Document section:
+---+
It's been a long time so I forget if it worked exactly this way, but with the Series 1 and possibly Series 2 DirecTiVos I thought it used logic for suggestion recording based on when the unit was put into Standby mode. If the unit was in Standby it would record suggestions on both tuners, if free. If the unit was active is would only record suggestions on one tuner, if free, assuming the other was actively being watched for live TV. Thus, with the unit active (not in Standby), suggestions would not be recorded at the same time a single scheduled show was recording, in order to reduce prompts to the live TV viewer. Am I remembering wrong? I guess if anyone can remember being prompted to change the channel for a suggestion, or for a scheduled recording while the other tuner was recording a suggestion, on the tuner they were using for live TV this would answer the question.

I do wish the TiVo Premier had an option for detecting if the display is on or not (easy via HDMI). With this option enabled (Standby on display off? Or maybe don't standby and just go into "viewer away mode") it could trigger other options, including the ability to disable the live TV buffering while the display is off and the ability to only use one tuner for suggestions, and always use that tuner first for scheduled recordings, while the display is on. Even without detecting the display state, the other options could be made available based on when the TiVo is in Standby mode.
+---+
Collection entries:
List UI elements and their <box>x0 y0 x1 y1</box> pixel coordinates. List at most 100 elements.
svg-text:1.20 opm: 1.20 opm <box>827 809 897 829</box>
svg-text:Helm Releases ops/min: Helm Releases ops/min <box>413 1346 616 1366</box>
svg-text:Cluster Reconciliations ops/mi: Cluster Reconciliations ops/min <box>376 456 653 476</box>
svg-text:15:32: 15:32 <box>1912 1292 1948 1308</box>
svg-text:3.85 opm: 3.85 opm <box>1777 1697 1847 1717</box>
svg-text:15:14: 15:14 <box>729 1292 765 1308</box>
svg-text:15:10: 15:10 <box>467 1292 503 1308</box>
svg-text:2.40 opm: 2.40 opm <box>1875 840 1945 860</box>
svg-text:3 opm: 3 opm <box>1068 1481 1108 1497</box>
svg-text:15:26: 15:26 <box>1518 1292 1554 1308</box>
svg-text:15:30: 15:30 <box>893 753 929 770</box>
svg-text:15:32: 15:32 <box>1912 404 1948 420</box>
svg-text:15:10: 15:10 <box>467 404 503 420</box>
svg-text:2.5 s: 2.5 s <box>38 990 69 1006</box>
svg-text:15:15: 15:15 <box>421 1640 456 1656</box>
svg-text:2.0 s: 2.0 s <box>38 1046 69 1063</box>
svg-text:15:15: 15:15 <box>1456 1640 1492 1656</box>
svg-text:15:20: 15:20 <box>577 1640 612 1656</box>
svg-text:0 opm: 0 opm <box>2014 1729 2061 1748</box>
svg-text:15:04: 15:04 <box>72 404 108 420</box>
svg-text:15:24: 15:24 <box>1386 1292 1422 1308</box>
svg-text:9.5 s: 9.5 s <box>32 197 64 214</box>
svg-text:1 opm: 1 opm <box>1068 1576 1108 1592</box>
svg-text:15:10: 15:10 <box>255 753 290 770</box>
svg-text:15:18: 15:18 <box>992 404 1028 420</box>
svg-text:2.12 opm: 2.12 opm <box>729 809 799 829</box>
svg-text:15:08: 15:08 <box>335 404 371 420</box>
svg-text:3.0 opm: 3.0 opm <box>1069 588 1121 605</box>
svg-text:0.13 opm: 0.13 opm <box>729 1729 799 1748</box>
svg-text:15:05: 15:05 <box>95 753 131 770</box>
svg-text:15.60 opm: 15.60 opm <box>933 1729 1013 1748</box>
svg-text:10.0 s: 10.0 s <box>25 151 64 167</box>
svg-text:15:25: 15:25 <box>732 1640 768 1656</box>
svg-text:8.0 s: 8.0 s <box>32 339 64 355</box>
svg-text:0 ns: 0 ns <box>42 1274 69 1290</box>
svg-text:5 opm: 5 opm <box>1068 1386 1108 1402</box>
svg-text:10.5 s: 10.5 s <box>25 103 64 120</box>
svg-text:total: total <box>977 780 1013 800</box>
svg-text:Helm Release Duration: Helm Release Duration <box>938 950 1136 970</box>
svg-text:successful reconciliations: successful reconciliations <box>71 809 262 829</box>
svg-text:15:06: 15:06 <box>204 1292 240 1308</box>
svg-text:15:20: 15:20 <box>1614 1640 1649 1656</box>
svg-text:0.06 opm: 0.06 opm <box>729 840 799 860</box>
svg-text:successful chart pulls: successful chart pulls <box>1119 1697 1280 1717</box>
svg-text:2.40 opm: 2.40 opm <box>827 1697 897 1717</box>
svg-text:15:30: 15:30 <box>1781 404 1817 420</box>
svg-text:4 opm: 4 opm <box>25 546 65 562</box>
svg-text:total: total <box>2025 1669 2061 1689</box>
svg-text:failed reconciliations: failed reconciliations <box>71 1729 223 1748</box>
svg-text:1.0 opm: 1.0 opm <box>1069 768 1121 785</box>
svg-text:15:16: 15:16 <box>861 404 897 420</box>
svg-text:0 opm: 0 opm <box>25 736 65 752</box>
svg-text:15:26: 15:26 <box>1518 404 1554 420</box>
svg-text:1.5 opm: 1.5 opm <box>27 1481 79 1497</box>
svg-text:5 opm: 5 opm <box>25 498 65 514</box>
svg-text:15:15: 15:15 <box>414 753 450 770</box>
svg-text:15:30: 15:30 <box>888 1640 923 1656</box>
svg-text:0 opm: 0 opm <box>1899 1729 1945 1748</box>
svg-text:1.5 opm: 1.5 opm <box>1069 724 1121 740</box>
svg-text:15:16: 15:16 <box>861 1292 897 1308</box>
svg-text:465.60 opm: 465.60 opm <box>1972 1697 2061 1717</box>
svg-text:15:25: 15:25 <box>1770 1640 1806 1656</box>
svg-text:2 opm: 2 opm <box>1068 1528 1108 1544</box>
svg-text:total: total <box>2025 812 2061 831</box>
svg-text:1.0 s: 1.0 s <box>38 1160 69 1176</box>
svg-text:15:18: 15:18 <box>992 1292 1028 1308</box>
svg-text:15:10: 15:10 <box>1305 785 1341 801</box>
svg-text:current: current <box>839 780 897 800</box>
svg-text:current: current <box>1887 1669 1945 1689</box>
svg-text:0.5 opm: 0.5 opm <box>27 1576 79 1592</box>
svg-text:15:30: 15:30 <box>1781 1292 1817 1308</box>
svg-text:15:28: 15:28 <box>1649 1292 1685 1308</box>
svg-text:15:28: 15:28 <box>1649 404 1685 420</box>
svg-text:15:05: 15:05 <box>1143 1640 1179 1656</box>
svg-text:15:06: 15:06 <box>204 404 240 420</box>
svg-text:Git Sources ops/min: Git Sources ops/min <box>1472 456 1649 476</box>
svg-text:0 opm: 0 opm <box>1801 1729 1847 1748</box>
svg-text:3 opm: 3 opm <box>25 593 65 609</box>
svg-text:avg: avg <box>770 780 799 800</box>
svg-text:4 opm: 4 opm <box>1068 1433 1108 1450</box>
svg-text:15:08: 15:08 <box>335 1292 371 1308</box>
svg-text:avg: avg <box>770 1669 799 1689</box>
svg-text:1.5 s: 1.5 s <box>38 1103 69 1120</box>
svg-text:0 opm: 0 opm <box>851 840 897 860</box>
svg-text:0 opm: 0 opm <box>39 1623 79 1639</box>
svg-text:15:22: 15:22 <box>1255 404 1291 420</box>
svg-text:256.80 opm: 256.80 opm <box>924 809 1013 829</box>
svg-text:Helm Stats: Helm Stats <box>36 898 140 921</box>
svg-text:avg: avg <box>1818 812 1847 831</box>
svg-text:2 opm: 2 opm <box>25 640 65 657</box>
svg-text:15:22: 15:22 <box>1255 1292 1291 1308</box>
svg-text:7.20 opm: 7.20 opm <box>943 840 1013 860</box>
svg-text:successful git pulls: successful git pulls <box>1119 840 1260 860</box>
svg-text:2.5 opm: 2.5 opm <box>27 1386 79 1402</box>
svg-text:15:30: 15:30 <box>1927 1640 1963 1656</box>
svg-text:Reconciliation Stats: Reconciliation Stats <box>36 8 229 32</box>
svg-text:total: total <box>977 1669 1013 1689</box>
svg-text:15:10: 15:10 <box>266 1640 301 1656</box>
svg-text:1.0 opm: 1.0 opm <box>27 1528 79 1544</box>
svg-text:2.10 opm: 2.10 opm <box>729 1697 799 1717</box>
+---+
What you need to do: Write the next part of the forum post about TiVo suggestion recording, picking up after its last sentence. These rows have no connection to the TiVo forum post.

Final result:
----------



## crxssi

forum1 said:


> It's been a long time so I forget if it worked exactly this way, but with the Series 1 and possibly Series 2 DirecTiVos I thought it used logic for suggestion recording based on when the unit was put into Standby mode. If the unit was in Standby it would record suggestions on both tuners, if free. If the unit was active is would only record suggestions on one tuner, if free, assuming the other was actively being watched for live TV.


I never put my Premiere in standby. It records suggestions on both tuners at the same time, very frequently. I don't recall it being any different with my previous TiVo models.



> I do wish the TiVo Premier had an option for detecting if the display is on or not (easy via HDMI).


I just don't see it as any big deal. I have a DVR precisely because I do NOT want to watch live TV, and very rarely do. And in the rare case I am watching "live" TV, being asked on an even rarer occasion if it is OK to take the tuner is just hardly worth any thought on my part.


----------



## forum1

crxssi said:


> I never put my Premiere in standby.


Yeah. I also never put my Premiere in Standby, but mainly because there is no hard button on the front to do so and the menu option that was on the TiVo Central menu is now in the Settings & messages menu. The extra button presses to select Standby every time are just not worth it to me.

I used to put the Series 1 and Series 2 DirecTiVos into Standby all the time. As best I can recall, the reason I put the old units in Standby was 1. They recorded more suggestions, 2. The red record LED would turn off (Series 1 only, Series 2 stayed on even when in Standby) as well as the green power LED. This was desirable because I don't think there was an option to turn the LEDs off completely, like there was/is with the Series 3 and 4. Again, this is all recollections from way back when, so no promises on accuracy.



crxssi said:


> It records suggestions on both tuners at the same time, very frequently. I don't recall it being any different with my previous TiVo models.


Yes. I also noticed this with the Premiere when first I started using mine. It struck me as odd the first time I got a channel change prompt when I knew the other tuner should be free. Maybe someone distinctly remembers what the behavior on the Series 1 and Series 2 DirecTiVo units was.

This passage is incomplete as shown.